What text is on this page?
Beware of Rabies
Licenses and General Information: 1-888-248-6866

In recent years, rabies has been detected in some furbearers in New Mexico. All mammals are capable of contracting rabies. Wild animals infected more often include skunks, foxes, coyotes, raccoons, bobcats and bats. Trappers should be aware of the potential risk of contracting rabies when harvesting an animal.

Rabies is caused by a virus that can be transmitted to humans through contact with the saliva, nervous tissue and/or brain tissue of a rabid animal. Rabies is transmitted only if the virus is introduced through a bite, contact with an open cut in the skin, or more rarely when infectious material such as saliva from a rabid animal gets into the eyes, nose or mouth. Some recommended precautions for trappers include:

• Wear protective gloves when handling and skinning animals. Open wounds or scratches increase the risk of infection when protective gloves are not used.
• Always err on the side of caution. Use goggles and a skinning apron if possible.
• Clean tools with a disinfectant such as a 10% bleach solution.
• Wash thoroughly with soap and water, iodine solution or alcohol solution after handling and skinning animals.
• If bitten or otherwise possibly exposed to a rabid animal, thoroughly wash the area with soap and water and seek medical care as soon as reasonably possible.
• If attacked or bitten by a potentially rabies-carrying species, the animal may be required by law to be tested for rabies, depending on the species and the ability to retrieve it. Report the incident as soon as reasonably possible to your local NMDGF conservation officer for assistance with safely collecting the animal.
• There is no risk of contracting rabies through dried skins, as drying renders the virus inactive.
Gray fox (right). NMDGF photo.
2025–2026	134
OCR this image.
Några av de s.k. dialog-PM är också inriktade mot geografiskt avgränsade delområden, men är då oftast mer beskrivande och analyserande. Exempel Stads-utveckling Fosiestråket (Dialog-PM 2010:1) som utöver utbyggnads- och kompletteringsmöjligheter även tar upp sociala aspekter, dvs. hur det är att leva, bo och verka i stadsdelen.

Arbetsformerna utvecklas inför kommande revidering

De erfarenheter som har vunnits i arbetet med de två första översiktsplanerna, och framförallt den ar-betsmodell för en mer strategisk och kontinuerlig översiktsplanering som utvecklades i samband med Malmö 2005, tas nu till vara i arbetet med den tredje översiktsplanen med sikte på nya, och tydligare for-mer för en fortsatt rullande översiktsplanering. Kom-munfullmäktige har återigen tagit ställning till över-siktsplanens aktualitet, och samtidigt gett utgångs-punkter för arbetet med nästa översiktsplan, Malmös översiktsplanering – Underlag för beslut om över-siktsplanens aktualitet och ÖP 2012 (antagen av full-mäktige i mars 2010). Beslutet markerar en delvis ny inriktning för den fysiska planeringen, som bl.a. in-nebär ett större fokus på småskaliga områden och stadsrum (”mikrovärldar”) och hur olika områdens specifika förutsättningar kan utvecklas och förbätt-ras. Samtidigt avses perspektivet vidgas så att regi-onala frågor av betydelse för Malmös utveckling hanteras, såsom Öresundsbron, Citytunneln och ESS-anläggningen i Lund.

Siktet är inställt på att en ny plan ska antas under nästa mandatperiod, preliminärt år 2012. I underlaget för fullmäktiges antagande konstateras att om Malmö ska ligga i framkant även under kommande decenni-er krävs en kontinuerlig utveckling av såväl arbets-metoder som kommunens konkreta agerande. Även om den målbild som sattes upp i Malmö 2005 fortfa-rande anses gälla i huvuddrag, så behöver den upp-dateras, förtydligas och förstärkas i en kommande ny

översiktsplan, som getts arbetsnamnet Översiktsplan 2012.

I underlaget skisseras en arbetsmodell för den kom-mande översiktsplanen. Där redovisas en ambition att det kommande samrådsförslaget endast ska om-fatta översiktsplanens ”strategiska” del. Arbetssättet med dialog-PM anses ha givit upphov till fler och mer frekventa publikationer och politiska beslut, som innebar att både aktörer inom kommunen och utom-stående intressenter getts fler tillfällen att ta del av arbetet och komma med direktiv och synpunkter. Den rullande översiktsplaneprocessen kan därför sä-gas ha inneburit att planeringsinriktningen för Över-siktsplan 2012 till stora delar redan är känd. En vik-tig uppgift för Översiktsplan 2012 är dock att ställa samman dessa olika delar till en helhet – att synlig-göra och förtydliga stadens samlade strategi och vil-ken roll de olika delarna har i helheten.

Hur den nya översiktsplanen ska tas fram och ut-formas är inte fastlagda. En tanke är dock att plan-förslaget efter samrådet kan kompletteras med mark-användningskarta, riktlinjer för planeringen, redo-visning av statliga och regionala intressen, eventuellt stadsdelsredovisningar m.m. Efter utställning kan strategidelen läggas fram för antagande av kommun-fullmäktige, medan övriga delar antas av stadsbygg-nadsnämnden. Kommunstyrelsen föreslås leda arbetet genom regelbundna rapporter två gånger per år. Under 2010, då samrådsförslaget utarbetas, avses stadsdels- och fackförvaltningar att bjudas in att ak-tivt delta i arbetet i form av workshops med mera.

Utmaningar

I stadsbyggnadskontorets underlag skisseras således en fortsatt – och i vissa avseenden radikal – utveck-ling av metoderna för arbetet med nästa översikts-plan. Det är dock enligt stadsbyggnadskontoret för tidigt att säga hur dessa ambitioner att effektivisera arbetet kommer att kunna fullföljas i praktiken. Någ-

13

*What is required:*
Output all the lines above, matching them word for word.

*Problem solution:*
What text is on this page?
Beware of Rabies
Licenses and General Information: 1-888-248-6866

In recent years, rabies has been detected in some furbearers in New Mexico. All mammals are capable of contracting rabies. Wild animals infected more often include skunks, foxes, coyotes, raccoons, bobcats and bats. Trappers should be aware of the potential risk of contracting rabies when harvesting an animal.

Rabies is caused by a virus that can be transmitted to humans through contact with the saliva, nervous tissue and/or brain tissue of a rabid animal. Rabies is transmitted only if the virus is introduced through a bite, contact with an open cut in the skin, or more rarely when infectious material such as saliva from a rabid animal gets into the eyes, nose or mouth. Some recommended precautions for trappers include:

• Wear protective gloves when handling and skinning animals. Open wounds or scratches increase the risk of infection when protective gloves are not used.
• Always err on the side of caution. Use goggles and a skinning apron if possible.
• Clean tools with a disinfectant such as a 10% bleach solution.
• Wash thoroughly with soap and water, iodine solution or alcohol solution after handling and skinning animals.
• If bitten or otherwise possibly exposed to a rabid animal, thoroughly wash the area with soap and water and seek medical care as soon as reasonably possible.
• If attacked or bitten by a potentially rabies-carrying species, the animal may be required by law to be tested for rabies, depending on the species and the ability to retrieve it. Report the incident as soon as reasonably possible to your local NMDGF conservation officer for assistance with safely collecting the animal.
• There is no risk of contracting rabies through dried skins, as drying renders the virus inactive.
Gray fox (right). NMDGF photo.
2025–2026	134
OCR this image.
Några av de s.k. dialog-PM är också inriktade mot geografiskt avgränsade delområden, men är då oftast mer beskrivande och analyserande. Exempel Stads-utveckling Fosiestråket (Dialog-PM 2010:1) som utöver utbyggnads- och kompletteringsmöjligheter även tar upp sociala aspekter, dvs. hur det är att leva, bo och verka i stadsdelen.

Arbetsformerna utvecklas inför kommande revidering

De erfarenheter som har vunnits i arbetet med de två första översiktsplanerna, och framförallt den ar-betsmodell för en mer strategisk och kontinuerlig översiktsplanering som utvecklades i samband med Malmö 2005, tas nu till vara i arbetet med den tredje översiktsplanen med sikte på nya, och tydligare for-mer för en fortsatt rullande översiktsplanering. Kom-munfullmäktige har återigen tagit ställning till över-siktsplanens aktualitet, och samtidigt gett utgångs-punkter för arbetet med nästa översiktsplan, Malmös översiktsplanering – Underlag för beslut om över-siktsplanens aktualitet och ÖP 2012 (antagen av full-mäktige i mars 2010). Beslutet markerar en delvis ny inriktning för den fysiska planeringen, som bl.a. in-nebär ett större fokus på småskaliga områden och stadsrum (”mikrovärldar”) och hur olika områdens specifika förutsättningar kan utvecklas och förbätt-ras. Samtidigt avses perspektivet vidgas så att regi-onala frågor av betydelse för Malmös utveckling hanteras, såsom Öresundsbron, Citytunneln och ESS-anläggningen i Lund.

Siktet är inställt på att en ny plan ska antas under nästa mandatperiod, preliminärt år 2012. I underlaget för fullmäktiges antagande konstateras att om Malmö ska ligga i framkant även under kommande decenni-er krävs en kontinuerlig utveckling av såväl arbets-metoder som kommunens konkreta agerande. Även om den målbild som sattes upp i Malmö 2005 fortfa-rande anses gälla i huvuddrag, så behöver den upp-dateras, förtydligas och förstärkas i en kommande ny

översiktsplan, som getts arbetsnamnet Översiktsplan 2012.

I underlaget skisseras en arbetsmodell för den kom-mande översiktsplanen. Där redovisas en ambition att det kommande samrådsförslaget endast ska om-fatta översiktsplanens ”strategiska” del. Arbetssättet med dialog-PM anses ha givit upphov till fler och mer frekventa publikationer och politiska beslut, som innebar att både aktörer inom kommunen och utom-stående intressenter getts fler tillfällen att ta del av arbetet och komma med direktiv och synpunkter. Den rullande översiktsplaneprocessen kan därför sä-gas ha inneburit att planeringsinriktningen för Över-siktsplan 2012 till stora delar redan är känd. En vik-tig uppgift för Översiktsplan 2012 är dock att ställa samman dessa olika delar till en helhet – att synlig-göra och förtydliga stadens samlade strategi och vil-ken roll de olika delarna har i helheten.

Hur den nya översiktsplanen ska tas fram och ut-formas är inte fastlagda. En tanke är dock att plan-förslaget efter samrådet kan kompletteras med mark-användningskarta, riktlinjer för planeringen, redo-visning av statliga och regionala intressen, eventuellt stadsdelsredovisningar m.m. Efter utställning kan strategidelen läggas fram för antagande av kommun-fullmäktige, medan övriga delar antas av stadsbygg-nadsnämnden. Kommunstyrelsen föreslås leda arbetet genom regelbundna rapporter två gånger per år. Under 2010, då samrådsförslaget utarbetas, avses stadsdels- och fackförvaltningar att bjudas in att ak-tivt delta i arbetet i form av workshops med mera.

Utmaningar

I stadsbyggnadskontorets underlag skisseras således en fortsatt – och i vissa avseenden radikal – utveck-ling av metoderna för arbetet med nästa översikts-plan. Det är dock enligt stadsbyggnadskontoret för tidigt att säga hur dessa ambitioner att effektivisera arbetet kommer att kunna fullföljas i praktiken. Någ-

13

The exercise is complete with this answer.